**EXERCISE AIM**:
Extract each line bearing the word "start".
----
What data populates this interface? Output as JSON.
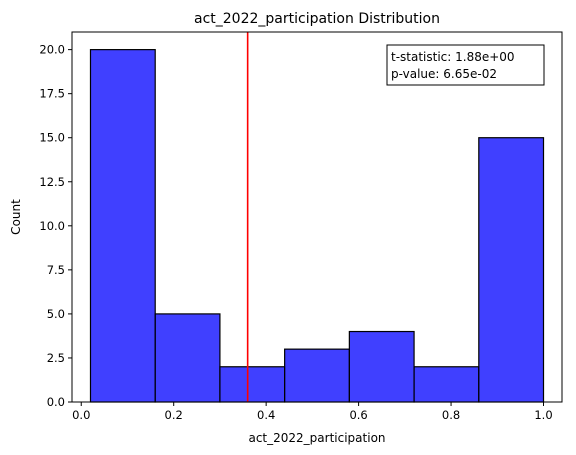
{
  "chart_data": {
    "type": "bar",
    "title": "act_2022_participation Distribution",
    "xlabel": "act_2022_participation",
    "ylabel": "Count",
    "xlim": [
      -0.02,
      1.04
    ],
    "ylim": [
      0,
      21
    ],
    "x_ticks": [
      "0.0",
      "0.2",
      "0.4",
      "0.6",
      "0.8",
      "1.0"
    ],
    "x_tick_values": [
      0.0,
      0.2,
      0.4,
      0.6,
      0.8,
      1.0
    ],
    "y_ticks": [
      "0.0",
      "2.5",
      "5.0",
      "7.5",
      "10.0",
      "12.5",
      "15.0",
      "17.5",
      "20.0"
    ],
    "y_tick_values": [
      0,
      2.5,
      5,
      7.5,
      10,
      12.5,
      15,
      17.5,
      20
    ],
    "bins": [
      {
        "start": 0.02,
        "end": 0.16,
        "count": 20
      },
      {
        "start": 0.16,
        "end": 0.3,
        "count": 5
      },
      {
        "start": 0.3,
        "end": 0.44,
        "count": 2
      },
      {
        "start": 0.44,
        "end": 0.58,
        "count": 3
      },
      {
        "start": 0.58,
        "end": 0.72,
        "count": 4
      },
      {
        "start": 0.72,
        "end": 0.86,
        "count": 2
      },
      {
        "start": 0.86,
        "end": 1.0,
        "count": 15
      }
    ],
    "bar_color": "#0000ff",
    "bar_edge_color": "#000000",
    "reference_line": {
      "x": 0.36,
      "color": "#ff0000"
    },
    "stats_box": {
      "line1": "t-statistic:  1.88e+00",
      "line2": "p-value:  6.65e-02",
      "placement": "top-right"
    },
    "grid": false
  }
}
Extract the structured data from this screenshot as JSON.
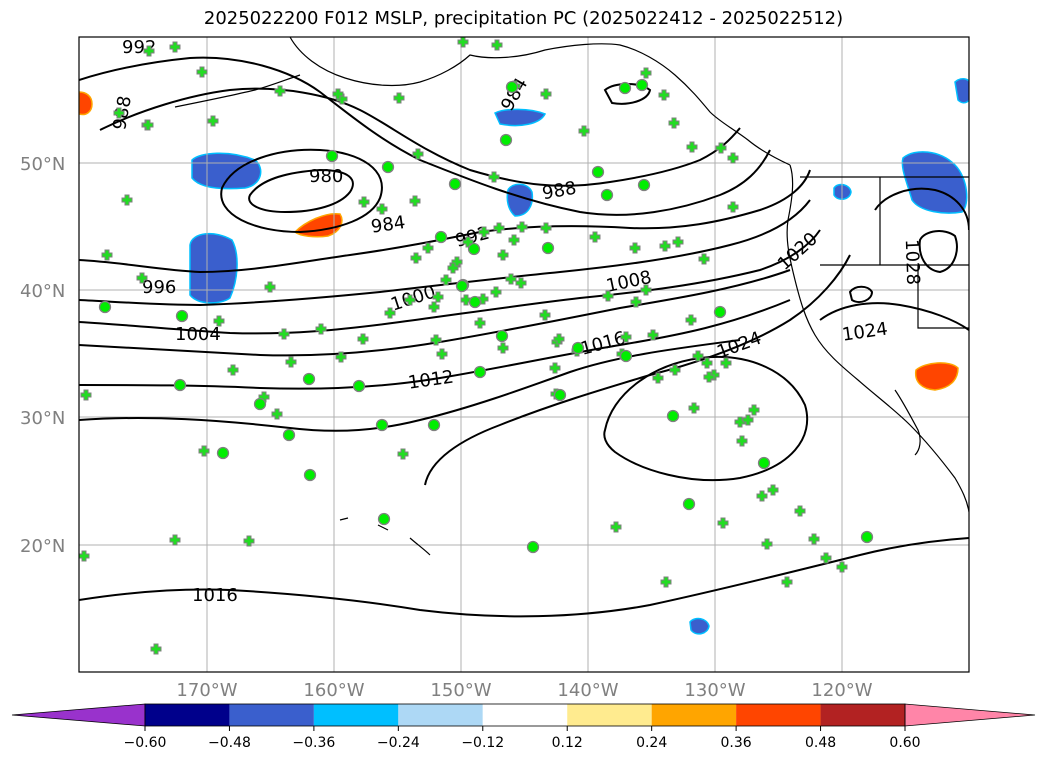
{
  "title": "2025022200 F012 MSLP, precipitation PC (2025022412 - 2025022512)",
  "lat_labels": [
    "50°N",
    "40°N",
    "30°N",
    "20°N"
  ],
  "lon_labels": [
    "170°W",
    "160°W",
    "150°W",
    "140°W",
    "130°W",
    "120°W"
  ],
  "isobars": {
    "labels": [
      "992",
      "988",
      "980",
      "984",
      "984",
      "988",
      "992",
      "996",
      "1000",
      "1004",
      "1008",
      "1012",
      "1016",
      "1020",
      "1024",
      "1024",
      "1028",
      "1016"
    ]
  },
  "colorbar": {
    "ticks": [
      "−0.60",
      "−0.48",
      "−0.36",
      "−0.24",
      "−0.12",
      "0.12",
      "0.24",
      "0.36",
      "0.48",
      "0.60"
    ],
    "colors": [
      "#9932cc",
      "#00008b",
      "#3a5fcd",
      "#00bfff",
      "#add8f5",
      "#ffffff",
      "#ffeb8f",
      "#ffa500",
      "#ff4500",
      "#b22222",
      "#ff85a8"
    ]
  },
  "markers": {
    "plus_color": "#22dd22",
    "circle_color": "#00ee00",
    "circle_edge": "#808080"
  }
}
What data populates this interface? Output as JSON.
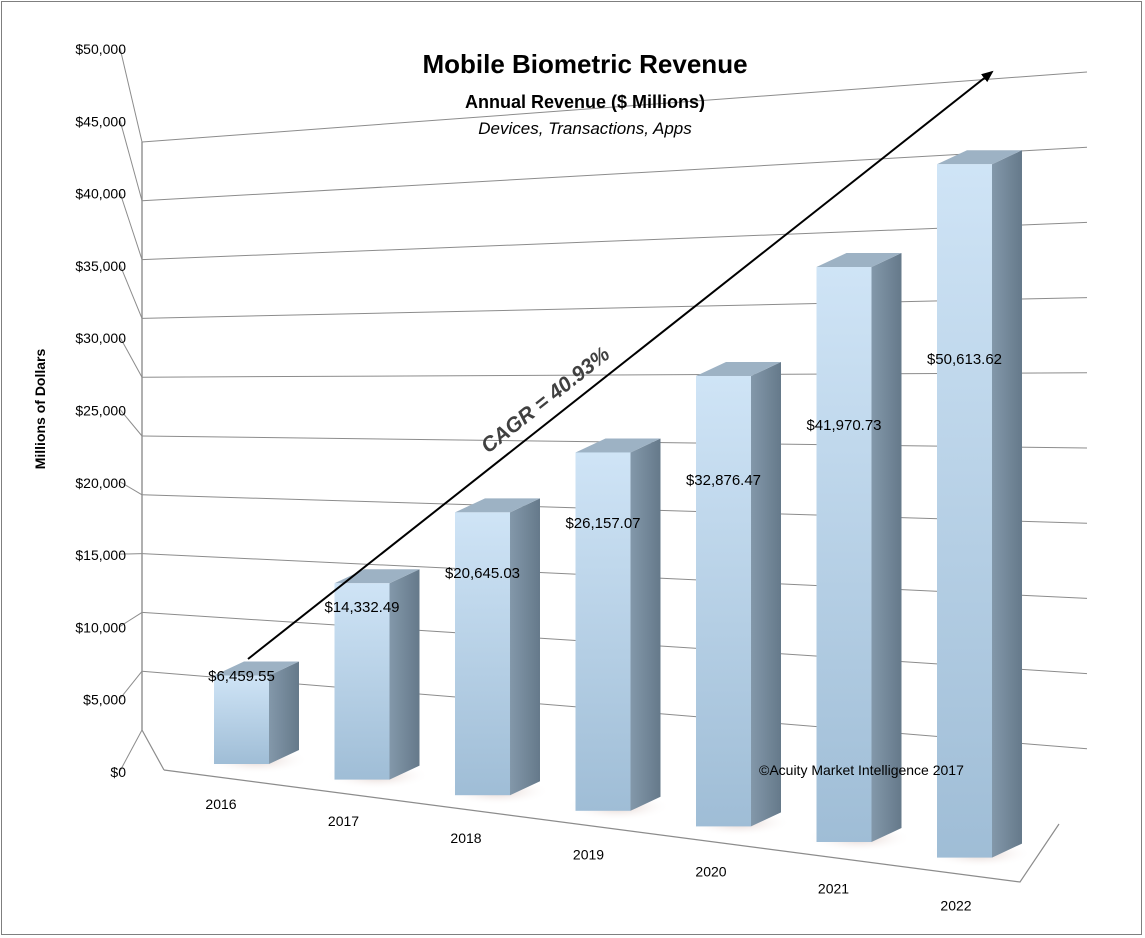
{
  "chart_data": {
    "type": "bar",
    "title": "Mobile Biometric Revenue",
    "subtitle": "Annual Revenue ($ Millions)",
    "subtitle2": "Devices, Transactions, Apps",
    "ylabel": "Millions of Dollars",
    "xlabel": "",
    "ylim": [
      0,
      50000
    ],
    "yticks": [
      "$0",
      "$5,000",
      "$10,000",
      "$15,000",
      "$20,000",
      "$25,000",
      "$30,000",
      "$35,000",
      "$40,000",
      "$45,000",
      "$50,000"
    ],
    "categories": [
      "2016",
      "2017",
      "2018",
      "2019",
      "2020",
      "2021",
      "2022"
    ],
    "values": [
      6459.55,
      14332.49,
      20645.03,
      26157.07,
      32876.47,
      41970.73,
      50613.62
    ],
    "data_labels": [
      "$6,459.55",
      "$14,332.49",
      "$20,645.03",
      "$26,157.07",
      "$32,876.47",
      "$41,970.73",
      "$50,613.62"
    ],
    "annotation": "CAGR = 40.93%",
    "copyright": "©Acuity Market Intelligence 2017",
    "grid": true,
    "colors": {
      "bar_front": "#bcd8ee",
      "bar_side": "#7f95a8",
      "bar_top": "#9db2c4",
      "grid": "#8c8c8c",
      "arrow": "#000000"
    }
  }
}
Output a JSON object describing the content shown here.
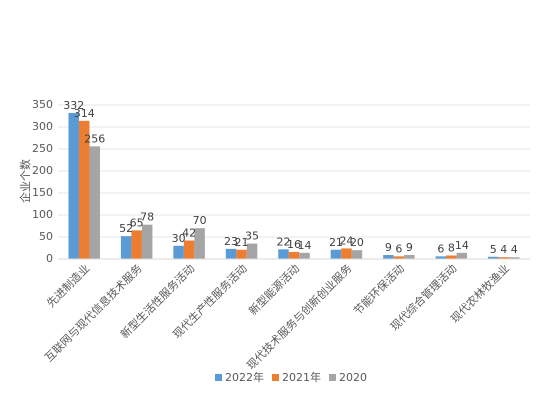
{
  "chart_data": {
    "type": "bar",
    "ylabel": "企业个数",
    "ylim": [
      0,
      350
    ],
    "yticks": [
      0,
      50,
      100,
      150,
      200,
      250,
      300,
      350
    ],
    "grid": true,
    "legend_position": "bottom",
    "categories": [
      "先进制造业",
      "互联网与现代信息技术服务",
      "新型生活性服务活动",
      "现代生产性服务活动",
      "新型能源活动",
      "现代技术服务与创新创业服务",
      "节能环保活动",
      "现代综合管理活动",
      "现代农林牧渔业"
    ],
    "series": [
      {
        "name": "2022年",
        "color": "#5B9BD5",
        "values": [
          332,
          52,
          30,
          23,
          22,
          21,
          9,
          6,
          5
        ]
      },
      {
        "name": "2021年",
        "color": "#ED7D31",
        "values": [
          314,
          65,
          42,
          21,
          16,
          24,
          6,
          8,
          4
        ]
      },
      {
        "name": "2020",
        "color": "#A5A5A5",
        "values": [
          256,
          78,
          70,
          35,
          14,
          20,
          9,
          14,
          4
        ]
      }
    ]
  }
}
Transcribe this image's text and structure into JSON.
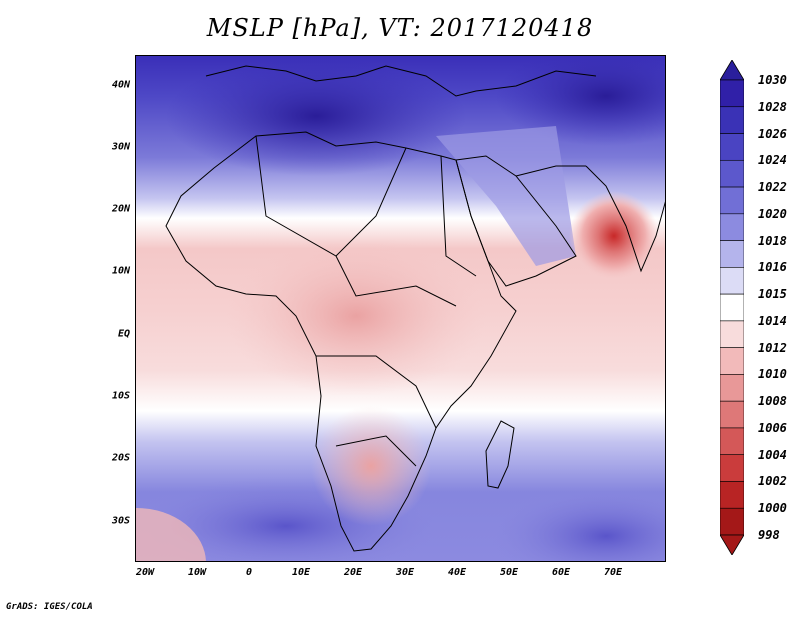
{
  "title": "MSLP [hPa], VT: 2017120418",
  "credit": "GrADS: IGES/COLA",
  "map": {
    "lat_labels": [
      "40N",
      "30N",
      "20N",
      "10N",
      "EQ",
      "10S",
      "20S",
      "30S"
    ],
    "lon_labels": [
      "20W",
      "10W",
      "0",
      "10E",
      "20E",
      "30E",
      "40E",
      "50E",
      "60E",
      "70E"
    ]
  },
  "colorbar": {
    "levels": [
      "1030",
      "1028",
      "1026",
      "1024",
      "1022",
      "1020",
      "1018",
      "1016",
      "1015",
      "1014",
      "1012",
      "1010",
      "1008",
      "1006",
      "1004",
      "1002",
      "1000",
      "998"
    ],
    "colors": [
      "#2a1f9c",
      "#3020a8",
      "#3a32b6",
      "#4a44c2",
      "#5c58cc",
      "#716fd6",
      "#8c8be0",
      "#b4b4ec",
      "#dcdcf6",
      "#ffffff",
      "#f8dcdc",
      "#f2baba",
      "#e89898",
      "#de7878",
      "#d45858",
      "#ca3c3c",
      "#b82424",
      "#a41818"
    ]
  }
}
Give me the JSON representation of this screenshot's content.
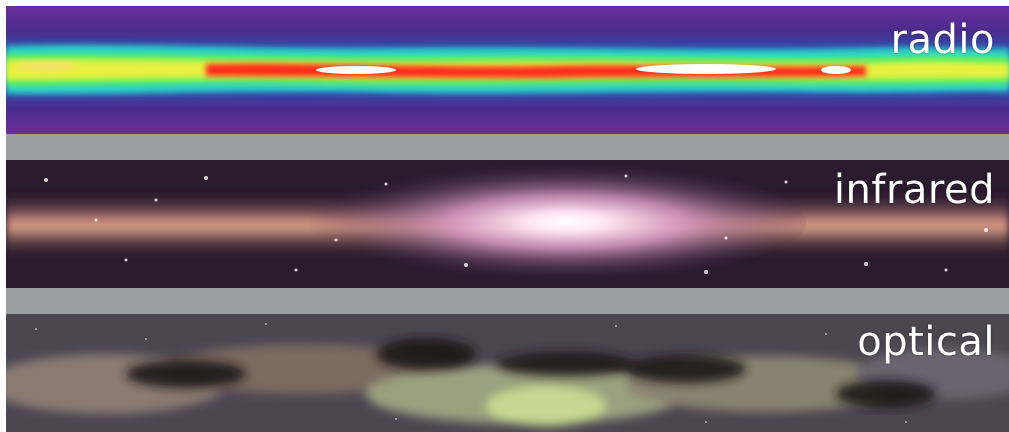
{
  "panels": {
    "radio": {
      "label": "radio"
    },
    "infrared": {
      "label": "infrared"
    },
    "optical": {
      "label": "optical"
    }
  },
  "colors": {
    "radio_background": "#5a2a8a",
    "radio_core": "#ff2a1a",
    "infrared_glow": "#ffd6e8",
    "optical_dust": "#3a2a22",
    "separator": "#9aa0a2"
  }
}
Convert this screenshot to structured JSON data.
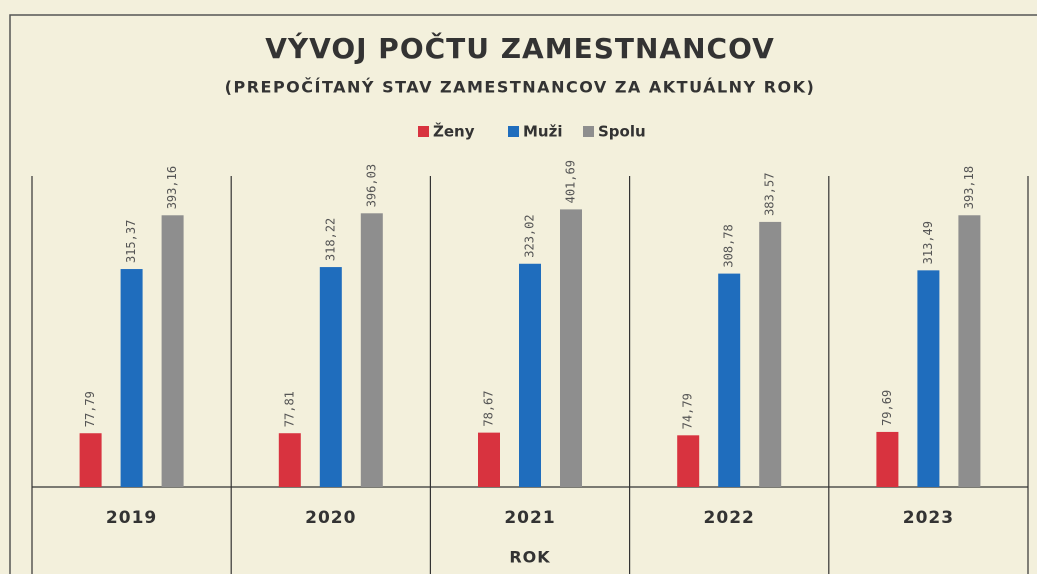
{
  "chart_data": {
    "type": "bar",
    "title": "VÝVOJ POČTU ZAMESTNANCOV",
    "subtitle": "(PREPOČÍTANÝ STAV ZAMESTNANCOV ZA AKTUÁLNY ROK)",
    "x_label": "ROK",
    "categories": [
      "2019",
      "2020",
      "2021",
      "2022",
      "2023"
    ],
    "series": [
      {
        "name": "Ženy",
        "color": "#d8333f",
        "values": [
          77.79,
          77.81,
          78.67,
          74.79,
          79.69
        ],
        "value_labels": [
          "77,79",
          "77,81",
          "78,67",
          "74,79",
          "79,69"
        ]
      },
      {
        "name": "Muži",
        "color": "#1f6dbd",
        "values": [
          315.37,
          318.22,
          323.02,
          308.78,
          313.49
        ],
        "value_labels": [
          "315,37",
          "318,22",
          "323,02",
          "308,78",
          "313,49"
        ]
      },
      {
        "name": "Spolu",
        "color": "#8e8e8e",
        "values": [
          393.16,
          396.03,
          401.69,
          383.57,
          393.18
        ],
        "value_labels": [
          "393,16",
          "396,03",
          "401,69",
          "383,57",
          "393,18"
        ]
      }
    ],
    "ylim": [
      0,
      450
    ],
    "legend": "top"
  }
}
----
**TASK RESULT**:
        "start": 0.02,
        "start": 0.16,
        "start": 0.3,
        "start": 0.44,
        "start": 0.58,
        "start": 0.72,
        "start": 0.86,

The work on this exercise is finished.